DIRECTIVE:
Copy each line holding the string "kliniskt".

Collected data entries:
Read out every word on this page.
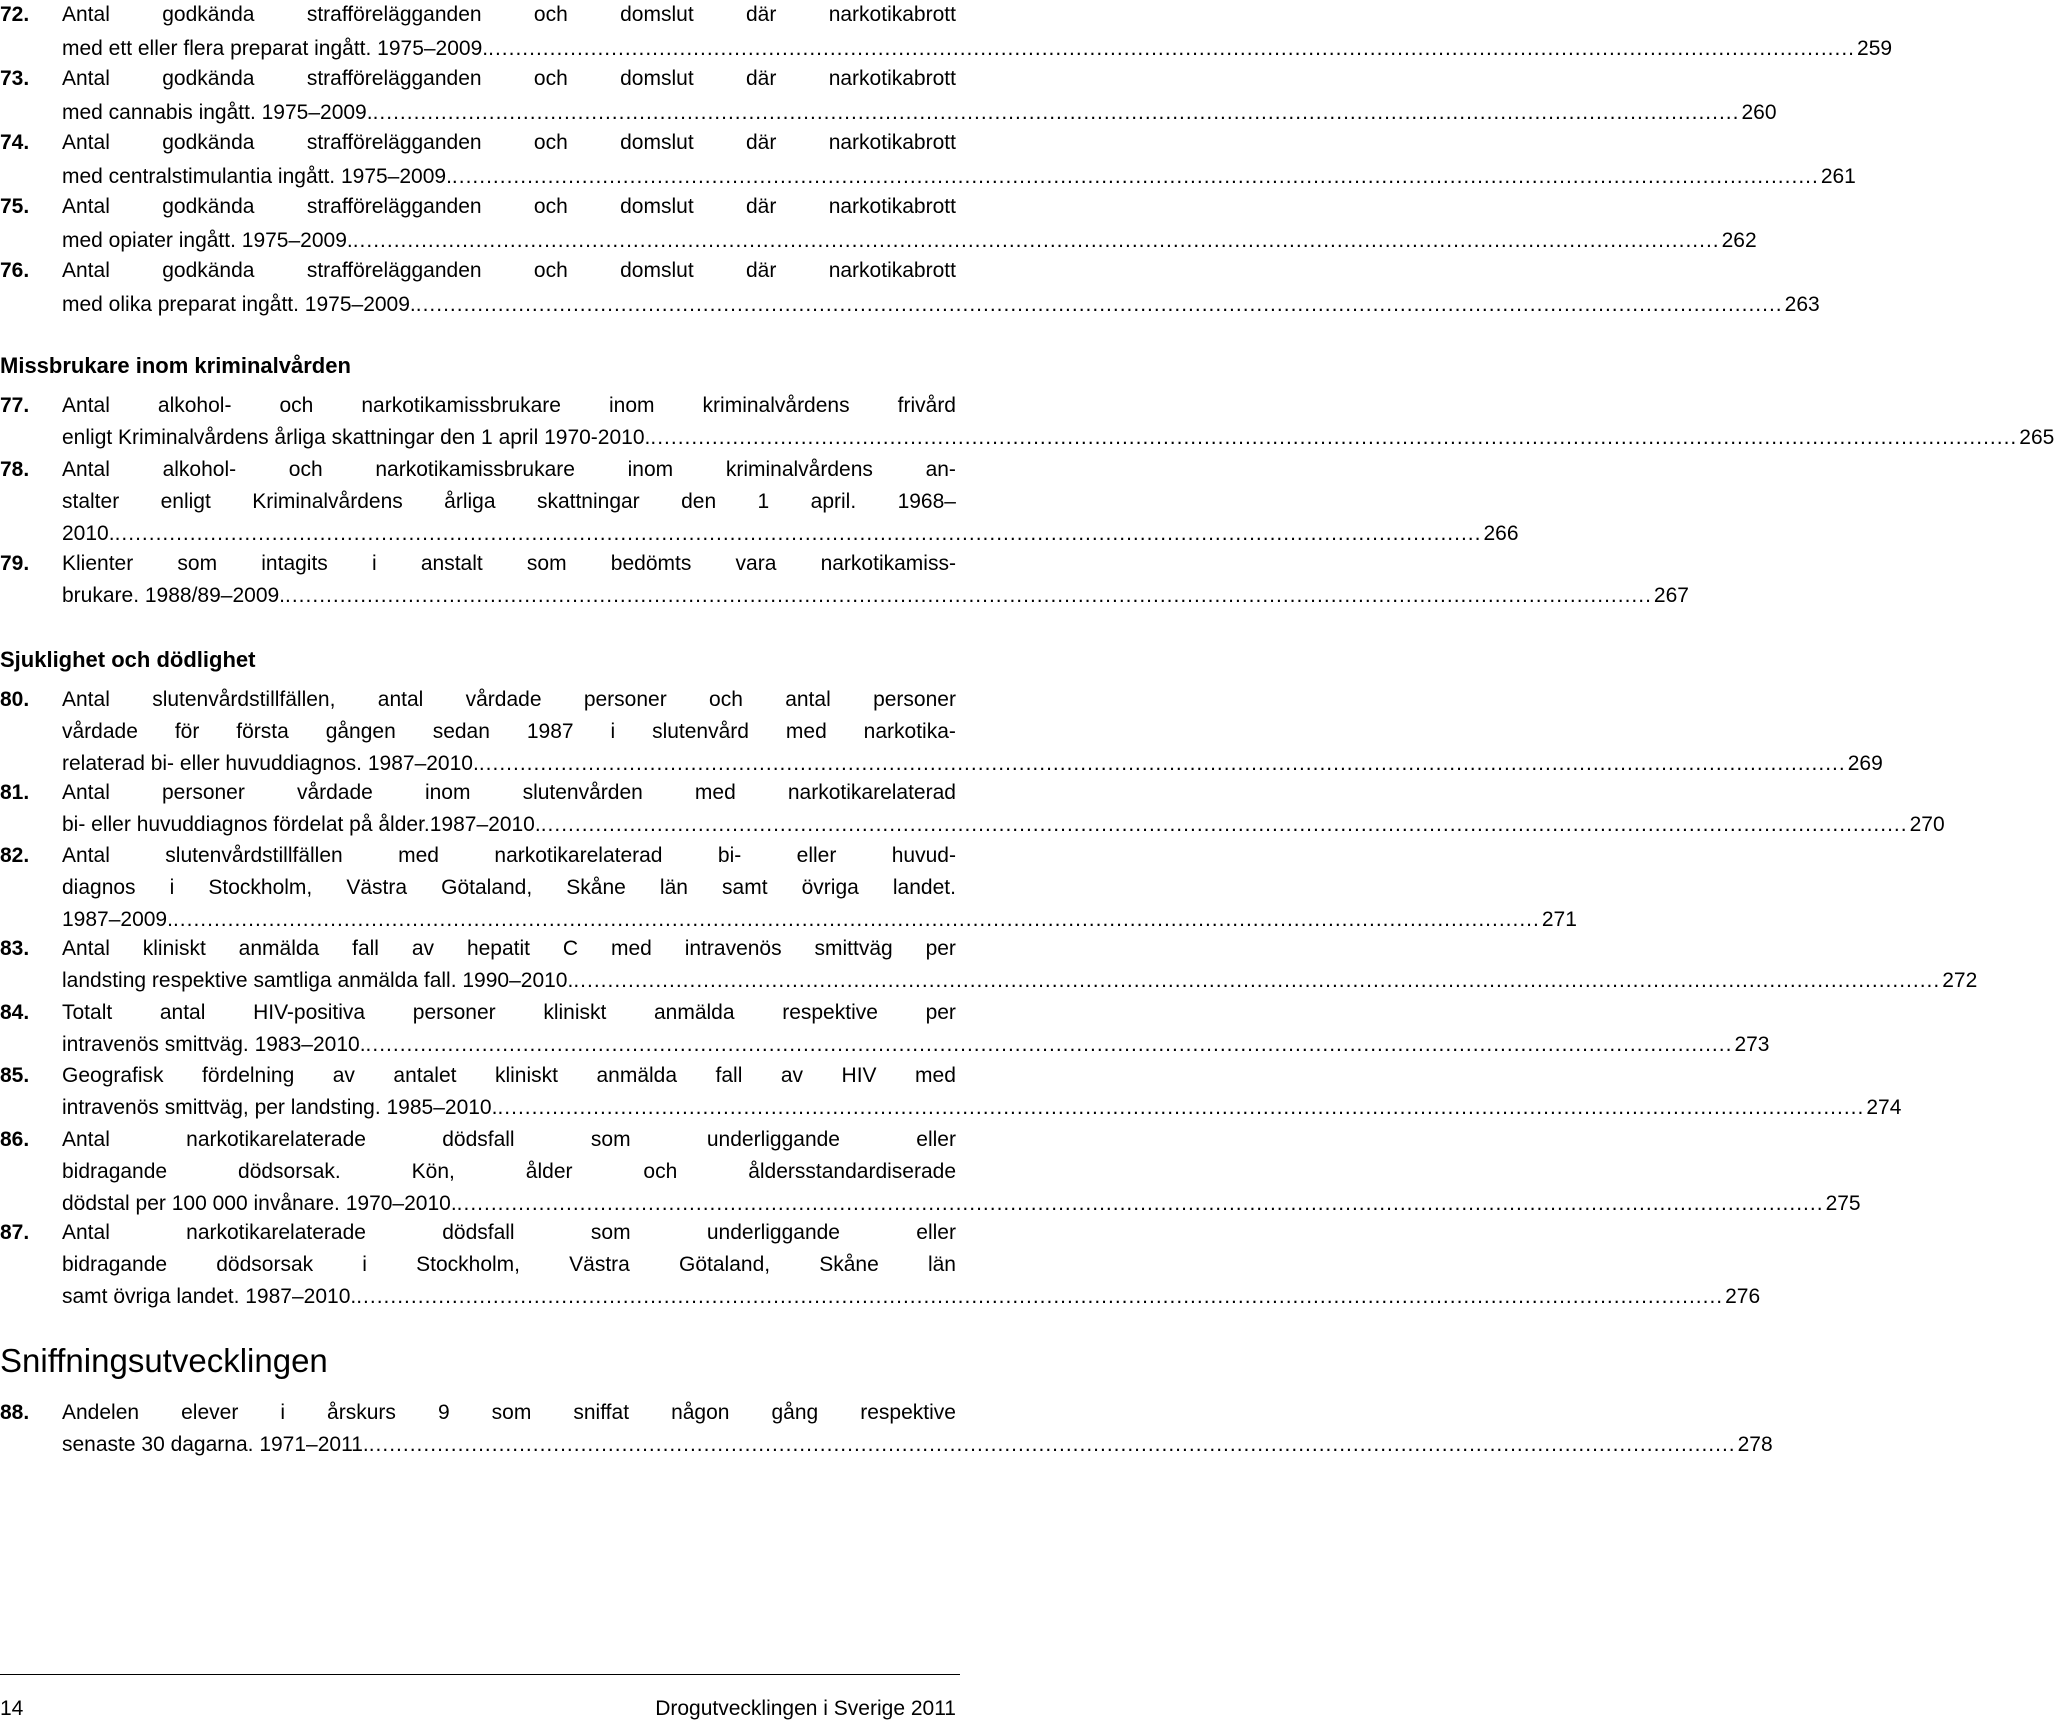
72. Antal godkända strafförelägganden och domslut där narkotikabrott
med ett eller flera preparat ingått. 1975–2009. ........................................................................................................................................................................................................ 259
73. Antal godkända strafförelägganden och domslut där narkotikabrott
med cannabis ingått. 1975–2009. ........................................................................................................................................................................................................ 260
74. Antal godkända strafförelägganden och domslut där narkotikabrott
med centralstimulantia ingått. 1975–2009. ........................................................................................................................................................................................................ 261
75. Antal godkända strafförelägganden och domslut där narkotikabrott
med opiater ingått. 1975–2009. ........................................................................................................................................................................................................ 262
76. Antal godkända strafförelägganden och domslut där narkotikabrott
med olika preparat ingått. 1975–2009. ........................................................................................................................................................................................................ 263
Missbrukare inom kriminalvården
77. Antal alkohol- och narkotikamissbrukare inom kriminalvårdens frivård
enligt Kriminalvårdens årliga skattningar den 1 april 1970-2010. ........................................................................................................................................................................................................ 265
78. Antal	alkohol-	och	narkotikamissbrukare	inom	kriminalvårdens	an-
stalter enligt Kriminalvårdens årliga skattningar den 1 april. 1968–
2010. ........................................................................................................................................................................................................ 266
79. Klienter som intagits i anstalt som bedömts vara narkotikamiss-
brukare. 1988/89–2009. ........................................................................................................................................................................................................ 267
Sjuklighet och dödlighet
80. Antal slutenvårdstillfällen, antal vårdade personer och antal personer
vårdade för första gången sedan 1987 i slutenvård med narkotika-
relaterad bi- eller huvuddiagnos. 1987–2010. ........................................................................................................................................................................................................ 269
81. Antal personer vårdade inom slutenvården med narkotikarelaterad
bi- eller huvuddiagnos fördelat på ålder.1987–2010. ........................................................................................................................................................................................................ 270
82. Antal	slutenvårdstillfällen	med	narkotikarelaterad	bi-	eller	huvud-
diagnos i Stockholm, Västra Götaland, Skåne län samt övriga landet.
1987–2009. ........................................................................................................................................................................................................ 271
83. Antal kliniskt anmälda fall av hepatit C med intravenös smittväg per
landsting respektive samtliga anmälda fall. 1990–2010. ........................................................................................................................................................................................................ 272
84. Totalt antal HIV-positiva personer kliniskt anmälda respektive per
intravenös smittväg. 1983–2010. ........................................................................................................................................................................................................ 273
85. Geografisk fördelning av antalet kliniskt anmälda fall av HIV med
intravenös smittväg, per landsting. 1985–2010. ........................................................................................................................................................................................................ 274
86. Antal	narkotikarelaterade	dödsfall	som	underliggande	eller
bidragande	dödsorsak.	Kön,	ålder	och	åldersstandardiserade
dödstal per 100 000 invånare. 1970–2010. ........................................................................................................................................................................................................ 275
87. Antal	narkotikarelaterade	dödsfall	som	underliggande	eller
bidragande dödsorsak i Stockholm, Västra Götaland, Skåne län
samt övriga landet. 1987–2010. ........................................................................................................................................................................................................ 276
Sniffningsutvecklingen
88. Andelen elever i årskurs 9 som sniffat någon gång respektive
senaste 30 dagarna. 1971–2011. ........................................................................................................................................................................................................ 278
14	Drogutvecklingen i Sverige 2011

--

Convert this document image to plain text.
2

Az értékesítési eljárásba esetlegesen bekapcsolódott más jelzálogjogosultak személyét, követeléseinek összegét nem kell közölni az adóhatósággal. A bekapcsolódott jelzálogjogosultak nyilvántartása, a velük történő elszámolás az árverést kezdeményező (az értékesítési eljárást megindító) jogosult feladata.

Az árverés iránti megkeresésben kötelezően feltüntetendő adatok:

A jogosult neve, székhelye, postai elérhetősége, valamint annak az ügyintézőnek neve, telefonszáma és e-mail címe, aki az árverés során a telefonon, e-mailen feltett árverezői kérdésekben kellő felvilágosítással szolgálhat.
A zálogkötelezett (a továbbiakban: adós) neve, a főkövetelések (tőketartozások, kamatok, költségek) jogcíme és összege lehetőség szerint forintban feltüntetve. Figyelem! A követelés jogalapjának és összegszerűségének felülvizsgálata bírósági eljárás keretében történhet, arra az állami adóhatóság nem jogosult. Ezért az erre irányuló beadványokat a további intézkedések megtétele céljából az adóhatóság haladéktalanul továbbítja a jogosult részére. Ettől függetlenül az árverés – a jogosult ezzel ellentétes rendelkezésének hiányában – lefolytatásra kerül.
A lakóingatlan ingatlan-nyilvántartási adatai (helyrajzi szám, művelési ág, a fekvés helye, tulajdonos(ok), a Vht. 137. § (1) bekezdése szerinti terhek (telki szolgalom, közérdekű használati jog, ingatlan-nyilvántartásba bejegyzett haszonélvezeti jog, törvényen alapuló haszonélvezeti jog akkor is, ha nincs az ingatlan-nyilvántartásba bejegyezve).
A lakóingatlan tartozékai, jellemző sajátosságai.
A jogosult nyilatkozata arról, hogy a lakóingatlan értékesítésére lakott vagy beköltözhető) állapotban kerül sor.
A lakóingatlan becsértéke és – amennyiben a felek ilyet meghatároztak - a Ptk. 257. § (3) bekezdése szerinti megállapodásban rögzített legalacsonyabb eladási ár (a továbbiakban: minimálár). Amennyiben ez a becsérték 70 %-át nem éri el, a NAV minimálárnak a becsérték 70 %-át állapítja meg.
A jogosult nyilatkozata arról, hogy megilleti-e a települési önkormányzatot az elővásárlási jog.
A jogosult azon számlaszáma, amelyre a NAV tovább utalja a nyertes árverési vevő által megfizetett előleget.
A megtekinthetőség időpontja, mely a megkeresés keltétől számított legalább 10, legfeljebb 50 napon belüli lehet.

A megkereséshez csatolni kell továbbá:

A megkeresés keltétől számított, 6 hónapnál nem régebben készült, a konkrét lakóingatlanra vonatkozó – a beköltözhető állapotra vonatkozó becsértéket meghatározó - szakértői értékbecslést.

==

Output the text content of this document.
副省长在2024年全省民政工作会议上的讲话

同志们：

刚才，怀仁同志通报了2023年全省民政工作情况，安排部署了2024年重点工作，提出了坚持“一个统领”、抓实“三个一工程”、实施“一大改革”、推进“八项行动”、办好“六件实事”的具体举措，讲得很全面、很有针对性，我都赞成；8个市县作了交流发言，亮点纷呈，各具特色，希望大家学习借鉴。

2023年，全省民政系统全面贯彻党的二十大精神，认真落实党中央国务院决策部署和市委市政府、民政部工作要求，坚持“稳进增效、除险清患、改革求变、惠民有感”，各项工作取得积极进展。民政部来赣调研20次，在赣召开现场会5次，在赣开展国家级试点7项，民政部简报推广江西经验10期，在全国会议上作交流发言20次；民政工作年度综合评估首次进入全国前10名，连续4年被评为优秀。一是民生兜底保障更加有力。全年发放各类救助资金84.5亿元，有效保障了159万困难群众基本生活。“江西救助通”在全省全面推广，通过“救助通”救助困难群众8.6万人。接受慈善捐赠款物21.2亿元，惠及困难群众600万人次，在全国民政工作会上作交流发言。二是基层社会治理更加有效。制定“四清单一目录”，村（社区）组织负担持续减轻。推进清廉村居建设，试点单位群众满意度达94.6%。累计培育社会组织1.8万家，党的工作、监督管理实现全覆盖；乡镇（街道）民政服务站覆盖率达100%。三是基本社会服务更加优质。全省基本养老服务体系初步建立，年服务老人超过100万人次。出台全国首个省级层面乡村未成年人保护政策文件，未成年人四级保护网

SOLUTION TO THE EXERCISE:
83. Antal kliniskt anmälda fall av hepatit C med intravenös smittväg per
84. Totalt antal HIV-positiva personer kliniskt anmälda respektive per
85. Geografisk fördelning av antalet kliniskt anmälda fall av HIV med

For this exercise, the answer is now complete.